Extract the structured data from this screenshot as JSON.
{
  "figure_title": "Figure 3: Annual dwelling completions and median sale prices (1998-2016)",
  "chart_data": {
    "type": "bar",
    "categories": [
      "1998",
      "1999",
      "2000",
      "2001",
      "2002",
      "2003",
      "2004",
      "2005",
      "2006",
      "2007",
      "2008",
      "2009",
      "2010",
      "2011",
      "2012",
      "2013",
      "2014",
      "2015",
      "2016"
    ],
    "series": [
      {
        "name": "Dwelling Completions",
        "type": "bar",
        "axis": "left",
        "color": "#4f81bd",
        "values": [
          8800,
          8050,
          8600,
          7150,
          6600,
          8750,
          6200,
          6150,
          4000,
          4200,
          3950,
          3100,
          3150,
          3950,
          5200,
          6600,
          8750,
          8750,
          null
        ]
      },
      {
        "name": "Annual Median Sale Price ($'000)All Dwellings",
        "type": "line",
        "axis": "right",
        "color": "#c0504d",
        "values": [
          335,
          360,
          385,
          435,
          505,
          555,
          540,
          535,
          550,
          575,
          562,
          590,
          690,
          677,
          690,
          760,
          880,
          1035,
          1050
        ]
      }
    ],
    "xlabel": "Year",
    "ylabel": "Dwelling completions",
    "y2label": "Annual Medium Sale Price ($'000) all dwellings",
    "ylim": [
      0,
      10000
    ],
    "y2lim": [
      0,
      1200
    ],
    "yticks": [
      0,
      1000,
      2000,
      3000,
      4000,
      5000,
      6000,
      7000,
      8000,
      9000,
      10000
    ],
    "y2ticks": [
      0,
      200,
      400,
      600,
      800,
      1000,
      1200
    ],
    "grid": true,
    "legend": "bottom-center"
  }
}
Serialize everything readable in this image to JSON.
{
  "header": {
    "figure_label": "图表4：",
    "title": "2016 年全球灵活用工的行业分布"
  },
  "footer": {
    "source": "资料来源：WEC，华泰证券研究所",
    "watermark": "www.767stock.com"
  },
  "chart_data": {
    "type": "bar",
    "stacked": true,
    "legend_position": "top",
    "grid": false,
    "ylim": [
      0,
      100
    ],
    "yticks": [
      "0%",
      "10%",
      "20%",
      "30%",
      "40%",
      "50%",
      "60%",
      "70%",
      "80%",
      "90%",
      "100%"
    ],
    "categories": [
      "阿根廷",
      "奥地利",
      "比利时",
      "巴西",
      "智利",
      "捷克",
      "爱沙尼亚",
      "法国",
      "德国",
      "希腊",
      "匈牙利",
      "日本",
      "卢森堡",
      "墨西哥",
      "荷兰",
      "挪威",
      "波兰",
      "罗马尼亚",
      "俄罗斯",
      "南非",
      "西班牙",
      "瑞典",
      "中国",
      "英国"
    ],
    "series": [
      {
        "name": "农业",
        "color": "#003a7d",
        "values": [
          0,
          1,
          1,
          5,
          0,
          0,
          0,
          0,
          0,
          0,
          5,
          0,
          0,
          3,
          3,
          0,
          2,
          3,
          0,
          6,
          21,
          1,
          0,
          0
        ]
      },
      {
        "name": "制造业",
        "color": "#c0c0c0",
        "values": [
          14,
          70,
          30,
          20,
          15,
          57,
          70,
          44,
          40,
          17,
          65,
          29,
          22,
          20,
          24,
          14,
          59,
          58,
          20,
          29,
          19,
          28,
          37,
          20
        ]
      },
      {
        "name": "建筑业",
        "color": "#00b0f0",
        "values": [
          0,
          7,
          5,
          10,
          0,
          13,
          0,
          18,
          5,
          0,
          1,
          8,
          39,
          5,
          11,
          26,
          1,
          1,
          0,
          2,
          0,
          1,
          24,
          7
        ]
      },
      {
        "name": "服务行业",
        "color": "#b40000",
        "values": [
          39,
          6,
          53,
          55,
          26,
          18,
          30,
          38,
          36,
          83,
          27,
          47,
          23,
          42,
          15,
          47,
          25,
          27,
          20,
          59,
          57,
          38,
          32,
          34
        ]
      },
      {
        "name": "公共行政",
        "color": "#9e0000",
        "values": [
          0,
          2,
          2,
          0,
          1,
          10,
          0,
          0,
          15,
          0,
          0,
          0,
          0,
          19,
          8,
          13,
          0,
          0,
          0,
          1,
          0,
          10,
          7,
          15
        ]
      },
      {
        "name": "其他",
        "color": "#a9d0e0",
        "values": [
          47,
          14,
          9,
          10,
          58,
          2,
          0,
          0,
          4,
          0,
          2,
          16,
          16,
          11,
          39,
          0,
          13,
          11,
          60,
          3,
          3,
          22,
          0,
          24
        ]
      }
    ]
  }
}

☆ ☆ ☆

INSTRUCTION
Transcribe each record exactly. Leave nothing out.

COMPLETED EXERCISE
Extract the structured data from this screenshot as JSON.
{
  "figure_title": "Figure 3: Annual dwelling completions and median sale prices (1998-2016)",
  "chart_data": {
    "type": "bar",
    "categories": [
      "1998",
      "1999",
      "2000",
      "2001",
      "2002",
      "2003",
      "2004",
      "2005",
      "2006",
      "2007",
      "2008",
      "2009",
      "2010",
      "2011",
      "2012",
      "2013",
      "2014",
      "2015",
      "2016"
    ],
    "series": [
      {
        "name": "Dwelling Completions",
        "type": "bar",
        "axis": "left",
        "color": "#4f81bd",
        "values": [
          8800,
          8050,
          8600,
          7150,
          6600,
          8750,
          6200,
          6150,
          4000,
          4200,
          3950,
          3100,
          3150,
          3950,
          5200,
          6600,
          8750,
          8750,
          null
        ]
      },
      {
        "name": "Annual Median Sale Price ($'000)All Dwellings",
        "type": "line",
        "axis": "right",
        "color": "#c0504d",
        "values": [
          335,
          360,
          385,
          435,
          505,
          555,
          540,
          535,
          550,
          575,
          562,
          590,
          690,
          677,
          690,
          760,
          880,
          1035,
          1050
        ]
      }
    ],
    "xlabel": "Year",
    "ylabel": "Dwelling completions",
    "y2label": "Annual Medium Sale Price ($'000) all dwellings",
    "ylim": [
      0,
      10000
    ],
    "y2lim": [
      0,
      1200
    ],
    "yticks": [
      0,
      1000,
      2000,
      3000,
      4000,
      5000,
      6000,
      7000,
      8000,
      9000,
      10000
    ],
    "y2ticks": [
      0,
      200,
      400,
      600,
      800,
      1000,
      1200
    ],
    "grid": true,
    "legend": "bottom-center"
  }
}
Serialize everything readable in this image to JSON.
{
  "header": {
    "figure_label": "图表4：",
    "title": "2016 年全球灵活用工的行业分布"
  },
  "footer": {
    "source": "资料来源：WEC，华泰证券研究所",
    "watermark": "www.767stock.com"
  },
  "chart_data": {
    "type": "bar",
    "stacked": true,
    "legend_position": "top",
    "grid": false,
    "ylim": [
      0,
      100
    ],
    "yticks": [
      "0%",
      "10%",
      "20%",
      "30%",
      "40%",
      "50%",
      "60%",
      "70%",
      "80%",
      "90%",
      "100%"
    ],
    "categories": [
      "阿根廷",
      "奥地利",
      "比利时",
      "巴西",
      "智利",
      "捷克",
      "爱沙尼亚",
      "法国",
      "德国",
      "希腊",
      "匈牙利",
      "日本",
      "卢森堡",
      "墨西哥",
      "荷兰",
      "挪威",
      "波兰",
      "罗马尼亚",
      "俄罗斯",
      "南非",
      "西班牙",
      "瑞典",
      "中国",
      "英国"
    ],
    "series": [
      {
        "name": "农业",
        "color": "#003a7d",
        "values": [
          0,
          1,
          1,
          5,
          0,
          0,
          0,
          0,
          0,
          0,
          5,
          0,
          0,
          3,
          3,
          0,
          2,
          3,
          0,
          6,
          21,
          1,
          0,
          0
        ]
      },
      {
        "name": "制造业",
        "color": "#c0c0c0",
        "values": [
          14,
          70,
          30,
          20,
          15,
          57,
          70,
          44,
          40,
          17,
          65,
          29,
          22,
          20,
          24,
          14,
          59,
          58,
          20,
          29,
          19,
          28,
          37,
          20
        ]
      },
      {
        "name": "建筑业",
        "color": "#00b0f0",
        "values": [
          0,
          7,
          5,
          10,
          0,
          13,
          0,
          18,
          5,
          0,
          1,
          8,
          39,
          5,
          11,
          26,
          1,
          1,
          0,
          2,
          0,
          1,
          24,
          7
        ]
      },
      {
        "name": "服务行业",
        "color": "#b40000",
        "values": [
          39,
          6,
          53,
          55,
          26,
          18,
          30,
          38,
          36,
          83,
          27,
          47,
          23,
          42,
          15,
          47,
          25,
          27,
          20,
          59,
          57,
          38,
          32,
          34
        ]
      },
      {
        "name": "公共行政",
        "color": "#9e0000",
        "values": [
          0,
          2,
          2,
          0,
          1,
          10,
          0,
          0,
          15,
          0,
          0,
          0,
          0,
          19,
          8,
          13,
          0,
          0,
          0,
          1,
          0,
          10,
          7,
          15
        ]
      },
      {
        "name": "其他",
        "color": "#a9d0e0",
        "values": [
          47,
          14,
          9,
          10,
          58,
          2,
          0,
          0,
          4,
          0,
          2,
          16,
          16,
          11,
          39,
          0,
          13,
          11,
          60,
          3,
          3,
          22,
          0,
          24
        ]
      }
    ]
  }
}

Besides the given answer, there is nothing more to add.